• _Task_
Leave the pictures out and transcribe every record exactly.

• _Provided information_
========
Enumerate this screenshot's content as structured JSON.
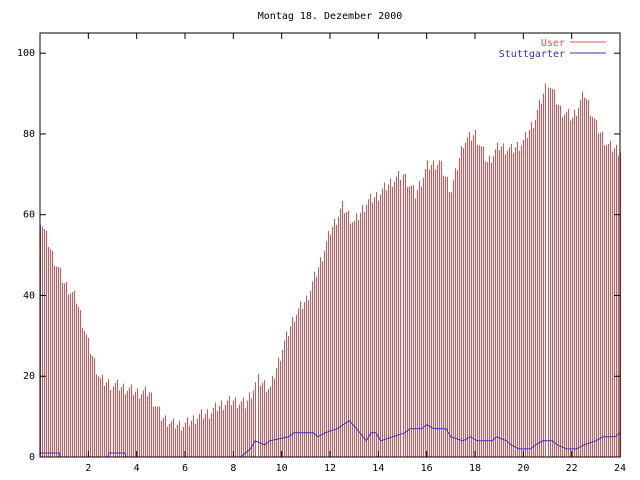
{
  "chart_data": {
    "type": "bar",
    "title": "Montag 18. Dezember 2000",
    "xlabel": "",
    "ylabel": "",
    "xlim": [
      0,
      24
    ],
    "ylim": [
      0,
      105
    ],
    "x_ticks": [
      "2",
      "4",
      "6",
      "8",
      "10",
      "12",
      "14",
      "16",
      "18",
      "20",
      "22",
      "24"
    ],
    "y_ticks": [
      "0",
      "20",
      "40",
      "60",
      "80",
      "100"
    ],
    "legend_position": "top-right",
    "series": [
      {
        "name": "User",
        "mark": "impulses",
        "color": "#e05050",
        "hourly": [
          {
            "x": 0,
            "y": 59
          },
          {
            "x": 0.5,
            "y": 50
          },
          {
            "x": 1,
            "y": 43
          },
          {
            "x": 1.5,
            "y": 39
          },
          {
            "x": 2,
            "y": 28
          },
          {
            "x": 2.5,
            "y": 19
          },
          {
            "x": 3,
            "y": 18
          },
          {
            "x": 3.5,
            "y": 17
          },
          {
            "x": 4,
            "y": 16
          },
          {
            "x": 4.5,
            "y": 16
          },
          {
            "x": 5,
            "y": 10
          },
          {
            "x": 5.5,
            "y": 8
          },
          {
            "x": 6,
            "y": 8
          },
          {
            "x": 6.5,
            "y": 10
          },
          {
            "x": 7,
            "y": 11
          },
          {
            "x": 7.5,
            "y": 13
          },
          {
            "x": 8,
            "y": 14
          },
          {
            "x": 8.5,
            "y": 13
          },
          {
            "x": 9,
            "y": 19
          },
          {
            "x": 9.5,
            "y": 17
          },
          {
            "x": 10,
            "y": 27
          },
          {
            "x": 10.5,
            "y": 35
          },
          {
            "x": 11,
            "y": 39
          },
          {
            "x": 11.5,
            "y": 47
          },
          {
            "x": 12,
            "y": 56
          },
          {
            "x": 12.5,
            "y": 62
          },
          {
            "x": 13,
            "y": 58
          },
          {
            "x": 13.5,
            "y": 63
          },
          {
            "x": 14,
            "y": 65
          },
          {
            "x": 14.5,
            "y": 68
          },
          {
            "x": 15,
            "y": 70
          },
          {
            "x": 15.5,
            "y": 65
          },
          {
            "x": 16,
            "y": 72
          },
          {
            "x": 16.5,
            "y": 73
          },
          {
            "x": 17,
            "y": 66
          },
          {
            "x": 17.5,
            "y": 78
          },
          {
            "x": 18,
            "y": 80
          },
          {
            "x": 18.5,
            "y": 73
          },
          {
            "x": 19,
            "y": 77
          },
          {
            "x": 19.5,
            "y": 76
          },
          {
            "x": 20,
            "y": 78
          },
          {
            "x": 20.5,
            "y": 84
          },
          {
            "x": 21,
            "y": 93
          },
          {
            "x": 21.5,
            "y": 86
          },
          {
            "x": 22,
            "y": 84
          },
          {
            "x": 22.5,
            "y": 90
          },
          {
            "x": 23,
            "y": 82
          },
          {
            "x": 23.5,
            "y": 77
          },
          {
            "x": 24,
            "y": 76
          }
        ]
      },
      {
        "name": "Stuttgarter",
        "mark": "line",
        "color": "#3030c0",
        "points": [
          {
            "x": 0,
            "y": 1
          },
          {
            "x": 0.8,
            "y": 1
          },
          {
            "x": 0.85,
            "y": 0
          },
          {
            "x": 2.8,
            "y": 0
          },
          {
            "x": 2.85,
            "y": 1
          },
          {
            "x": 3.5,
            "y": 1
          },
          {
            "x": 3.55,
            "y": 0
          },
          {
            "x": 8.3,
            "y": 0
          },
          {
            "x": 8.5,
            "y": 1
          },
          {
            "x": 8.7,
            "y": 2
          },
          {
            "x": 8.9,
            "y": 4
          },
          {
            "x": 9.3,
            "y": 3
          },
          {
            "x": 9.5,
            "y": 4
          },
          {
            "x": 10.3,
            "y": 5
          },
          {
            "x": 10.5,
            "y": 6
          },
          {
            "x": 11.3,
            "y": 6
          },
          {
            "x": 11.5,
            "y": 5
          },
          {
            "x": 11.8,
            "y": 6
          },
          {
            "x": 12.3,
            "y": 7
          },
          {
            "x": 12.8,
            "y": 9
          },
          {
            "x": 13.1,
            "y": 7
          },
          {
            "x": 13.5,
            "y": 4
          },
          {
            "x": 13.7,
            "y": 6
          },
          {
            "x": 13.9,
            "y": 6
          },
          {
            "x": 14.1,
            "y": 4
          },
          {
            "x": 14.6,
            "y": 5
          },
          {
            "x": 15.1,
            "y": 6
          },
          {
            "x": 15.3,
            "y": 7
          },
          {
            "x": 15.8,
            "y": 7
          },
          {
            "x": 16.0,
            "y": 8
          },
          {
            "x": 16.3,
            "y": 7
          },
          {
            "x": 16.8,
            "y": 7
          },
          {
            "x": 17.0,
            "y": 5
          },
          {
            "x": 17.5,
            "y": 4
          },
          {
            "x": 17.8,
            "y": 5
          },
          {
            "x": 18.1,
            "y": 4
          },
          {
            "x": 18.7,
            "y": 4
          },
          {
            "x": 18.9,
            "y": 5
          },
          {
            "x": 19.3,
            "y": 4
          },
          {
            "x": 19.5,
            "y": 3
          },
          {
            "x": 19.8,
            "y": 2
          },
          {
            "x": 20.3,
            "y": 2
          },
          {
            "x": 20.5,
            "y": 3
          },
          {
            "x": 20.8,
            "y": 4
          },
          {
            "x": 21.2,
            "y": 4
          },
          {
            "x": 21.4,
            "y": 3
          },
          {
            "x": 21.8,
            "y": 2
          },
          {
            "x": 22.2,
            "y": 2
          },
          {
            "x": 22.5,
            "y": 3
          },
          {
            "x": 23,
            "y": 4
          },
          {
            "x": 23.3,
            "y": 5
          },
          {
            "x": 23.8,
            "y": 5
          },
          {
            "x": 24,
            "y": 6
          }
        ]
      }
    ]
  }
}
========
• _Problem solution_
Enumerate this screenshot's content as structured JSON.
{
  "chart_data": {
    "type": "bar",
    "title": "Montag 18. Dezember 2000",
    "xlabel": "",
    "ylabel": "",
    "xlim": [
      0,
      24
    ],
    "ylim": [
      0,
      105
    ],
    "x_ticks": [
      "2",
      "4",
      "6",
      "8",
      "10",
      "12",
      "14",
      "16",
      "18",
      "20",
      "22",
      "24"
    ],
    "y_ticks": [
      "0",
      "20",
      "40",
      "60",
      "80",
      "100"
    ],
    "legend_position": "top-right",
    "series": [
      {
        "name": "User",
        "mark": "impulses",
        "color": "#e05050",
        "hourly": [
          {
            "x": 0,
            "y": 59
          },
          {
            "x": 0.5,
            "y": 50
          },
          {
            "x": 1,
            "y": 43
          },
          {
            "x": 1.5,
            "y": 39
          },
          {
            "x": 2,
            "y": 28
          },
          {
            "x": 2.5,
            "y": 19
          },
          {
            "x": 3,
            "y": 18
          },
          {
            "x": 3.5,
            "y": 17
          },
          {
            "x": 4,
            "y": 16
          },
          {
            "x": 4.5,
            "y": 16
          },
          {
            "x": 5,
            "y": 10
          },
          {
            "x": 5.5,
            "y": 8
          },
          {
            "x": 6,
            "y": 8
          },
          {
            "x": 6.5,
            "y": 10
          },
          {
            "x": 7,
            "y": 11
          },
          {
            "x": 7.5,
            "y": 13
          },
          {
            "x": 8,
            "y": 14
          },
          {
            "x": 8.5,
            "y": 13
          },
          {
            "x": 9,
            "y": 19
          },
          {
            "x": 9.5,
            "y": 17
          },
          {
            "x": 10,
            "y": 27
          },
          {
            "x": 10.5,
            "y": 35
          },
          {
            "x": 11,
            "y": 39
          },
          {
            "x": 11.5,
            "y": 47
          },
          {
            "x": 12,
            "y": 56
          },
          {
            "x": 12.5,
            "y": 62
          },
          {
            "x": 13,
            "y": 58
          },
          {
            "x": 13.5,
            "y": 63
          },
          {
            "x": 14,
            "y": 65
          },
          {
            "x": 14.5,
            "y": 68
          },
          {
            "x": 15,
            "y": 70
          },
          {
            "x": 15.5,
            "y": 65
          },
          {
            "x": 16,
            "y": 72
          },
          {
            "x": 16.5,
            "y": 73
          },
          {
            "x": 17,
            "y": 66
          },
          {
            "x": 17.5,
            "y": 78
          },
          {
            "x": 18,
            "y": 80
          },
          {
            "x": 18.5,
            "y": 73
          },
          {
            "x": 19,
            "y": 77
          },
          {
            "x": 19.5,
            "y": 76
          },
          {
            "x": 20,
            "y": 78
          },
          {
            "x": 20.5,
            "y": 84
          },
          {
            "x": 21,
            "y": 93
          },
          {
            "x": 21.5,
            "y": 86
          },
          {
            "x": 22,
            "y": 84
          },
          {
            "x": 22.5,
            "y": 90
          },
          {
            "x": 23,
            "y": 82
          },
          {
            "x": 23.5,
            "y": 77
          },
          {
            "x": 24,
            "y": 76
          }
        ]
      },
      {
        "name": "Stuttgarter",
        "mark": "line",
        "color": "#3030c0",
        "points": [
          {
            "x": 0,
            "y": 1
          },
          {
            "x": 0.8,
            "y": 1
          },
          {
            "x": 0.85,
            "y": 0
          },
          {
            "x": 2.8,
            "y": 0
          },
          {
            "x": 2.85,
            "y": 1
          },
          {
            "x": 3.5,
            "y": 1
          },
          {
            "x": 3.55,
            "y": 0
          },
          {
            "x": 8.3,
            "y": 0
          },
          {
            "x": 8.5,
            "y": 1
          },
          {
            "x": 8.7,
            "y": 2
          },
          {
            "x": 8.9,
            "y": 4
          },
          {
            "x": 9.3,
            "y": 3
          },
          {
            "x": 9.5,
            "y": 4
          },
          {
            "x": 10.3,
            "y": 5
          },
          {
            "x": 10.5,
            "y": 6
          },
          {
            "x": 11.3,
            "y": 6
          },
          {
            "x": 11.5,
            "y": 5
          },
          {
            "x": 11.8,
            "y": 6
          },
          {
            "x": 12.3,
            "y": 7
          },
          {
            "x": 12.8,
            "y": 9
          },
          {
            "x": 13.1,
            "y": 7
          },
          {
            "x": 13.5,
            "y": 4
          },
          {
            "x": 13.7,
            "y": 6
          },
          {
            "x": 13.9,
            "y": 6
          },
          {
            "x": 14.1,
            "y": 4
          },
          {
            "x": 14.6,
            "y": 5
          },
          {
            "x": 15.1,
            "y": 6
          },
          {
            "x": 15.3,
            "y": 7
          },
          {
            "x": 15.8,
            "y": 7
          },
          {
            "x": 16.0,
            "y": 8
          },
          {
            "x": 16.3,
            "y": 7
          },
          {
            "x": 16.8,
            "y": 7
          },
          {
            "x": 17.0,
            "y": 5
          },
          {
            "x": 17.5,
            "y": 4
          },
          {
            "x": 17.8,
            "y": 5
          },
          {
            "x": 18.1,
            "y": 4
          },
          {
            "x": 18.7,
            "y": 4
          },
          {
            "x": 18.9,
            "y": 5
          },
          {
            "x": 19.3,
            "y": 4
          },
          {
            "x": 19.5,
            "y": 3
          },
          {
            "x": 19.8,
            "y": 2
          },
          {
            "x": 20.3,
            "y": 2
          },
          {
            "x": 20.5,
            "y": 3
          },
          {
            "x": 20.8,
            "y": 4
          },
          {
            "x": 21.2,
            "y": 4
          },
          {
            "x": 21.4,
            "y": 3
          },
          {
            "x": 21.8,
            "y": 2
          },
          {
            "x": 22.2,
            "y": 2
          },
          {
            "x": 22.5,
            "y": 3
          },
          {
            "x": 23,
            "y": 4
          },
          {
            "x": 23.3,
            "y": 5
          },
          {
            "x": 23.8,
            "y": 5
          },
          {
            "x": 24,
            "y": 6
          }
        ]
      }
    ]
  }
}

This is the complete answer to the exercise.